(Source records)
((

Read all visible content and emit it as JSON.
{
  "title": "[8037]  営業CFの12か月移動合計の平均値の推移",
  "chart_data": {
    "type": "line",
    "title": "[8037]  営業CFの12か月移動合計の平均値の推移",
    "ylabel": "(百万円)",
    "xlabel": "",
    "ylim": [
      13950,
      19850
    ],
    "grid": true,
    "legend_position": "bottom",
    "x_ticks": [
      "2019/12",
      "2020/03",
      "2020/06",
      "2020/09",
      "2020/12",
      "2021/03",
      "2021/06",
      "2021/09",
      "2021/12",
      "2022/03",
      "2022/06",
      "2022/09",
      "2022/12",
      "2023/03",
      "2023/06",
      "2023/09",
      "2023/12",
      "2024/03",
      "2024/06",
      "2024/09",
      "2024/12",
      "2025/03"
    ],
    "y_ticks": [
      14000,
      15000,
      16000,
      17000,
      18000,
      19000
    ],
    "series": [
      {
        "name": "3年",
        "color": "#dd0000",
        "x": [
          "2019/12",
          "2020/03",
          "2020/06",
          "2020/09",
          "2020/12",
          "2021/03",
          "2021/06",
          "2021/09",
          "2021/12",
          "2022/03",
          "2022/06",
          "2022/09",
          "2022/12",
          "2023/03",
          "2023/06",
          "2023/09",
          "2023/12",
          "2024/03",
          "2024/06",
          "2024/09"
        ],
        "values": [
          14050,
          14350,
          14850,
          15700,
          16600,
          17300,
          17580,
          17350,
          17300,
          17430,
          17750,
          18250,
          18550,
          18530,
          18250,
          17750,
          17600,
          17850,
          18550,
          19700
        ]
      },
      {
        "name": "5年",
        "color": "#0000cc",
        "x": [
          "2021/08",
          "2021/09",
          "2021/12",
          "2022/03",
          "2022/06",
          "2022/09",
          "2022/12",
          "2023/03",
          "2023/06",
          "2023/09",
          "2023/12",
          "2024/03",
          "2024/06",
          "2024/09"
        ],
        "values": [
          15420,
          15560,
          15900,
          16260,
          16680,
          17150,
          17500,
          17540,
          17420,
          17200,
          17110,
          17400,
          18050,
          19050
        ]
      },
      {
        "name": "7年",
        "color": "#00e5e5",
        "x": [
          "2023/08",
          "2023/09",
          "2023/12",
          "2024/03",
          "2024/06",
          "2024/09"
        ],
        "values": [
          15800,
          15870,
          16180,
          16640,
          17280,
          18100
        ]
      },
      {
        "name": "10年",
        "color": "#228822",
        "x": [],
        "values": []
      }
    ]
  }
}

))

(Instructions for the task): Return each line of the records above exactly as it reads.

(Exercise result):
Read all visible content and emit it as JSON.
{
  "title": "[8037]  営業CFの12か月移動合計の平均値の推移",
  "chart_data": {
    "type": "line",
    "title": "[8037]  営業CFの12か月移動合計の平均値の推移",
    "ylabel": "(百万円)",
    "xlabel": "",
    "ylim": [
      13950,
      19850
    ],
    "grid": true,
    "legend_position": "bottom",
    "x_ticks": [
      "2019/12",
      "2020/03",
      "2020/06",
      "2020/09",
      "2020/12",
      "2021/03",
      "2021/06",
      "2021/09",
      "2021/12",
      "2022/03",
      "2022/06",
      "2022/09",
      "2022/12",
      "2023/03",
      "2023/06",
      "2023/09",
      "2023/12",
      "2024/03",
      "2024/06",
      "2024/09",
      "2024/12",
      "2025/03"
    ],
    "y_ticks": [
      14000,
      15000,
      16000,
      17000,
      18000,
      19000
    ],
    "series": [
      {
        "name": "3年",
        "color": "#dd0000",
        "x": [
          "2019/12",
          "2020/03",
          "2020/06",
          "2020/09",
          "2020/12",
          "2021/03",
          "2021/06",
          "2021/09",
          "2021/12",
          "2022/03",
          "2022/06",
          "2022/09",
          "2022/12",
          "2023/03",
          "2023/06",
          "2023/09",
          "2023/12",
          "2024/03",
          "2024/06",
          "2024/09"
        ],
        "values": [
          14050,
          14350,
          14850,
          15700,
          16600,
          17300,
          17580,
          17350,
          17300,
          17430,
          17750,
          18250,
          18550,
          18530,
          18250,
          17750,
          17600,
          17850,
          18550,
          19700
        ]
      },
      {
        "name": "5年",
        "color": "#0000cc",
        "x": [
          "2021/08",
          "2021/09",
          "2021/12",
          "2022/03",
          "2022/06",
          "2022/09",
          "2022/12",
          "2023/03",
          "2023/06",
          "2023/09",
          "2023/12",
          "2024/03",
          "2024/06",
          "2024/09"
        ],
        "values": [
          15420,
          15560,
          15900,
          16260,
          16680,
          17150,
          17500,
          17540,
          17420,
          17200,
          17110,
          17400,
          18050,
          19050
        ]
      },
      {
        "name": "7年",
        "color": "#00e5e5",
        "x": [
          "2023/08",
          "2023/09",
          "2023/12",
          "2024/03",
          "2024/06",
          "2024/09"
        ],
        "values": [
          15800,
          15870,
          16180,
          16640,
          17280,
          18100
        ]
      },
      {
        "name": "10年",
        "color": "#228822",
        "x": [],
        "values": []
      }
    ]
  }
}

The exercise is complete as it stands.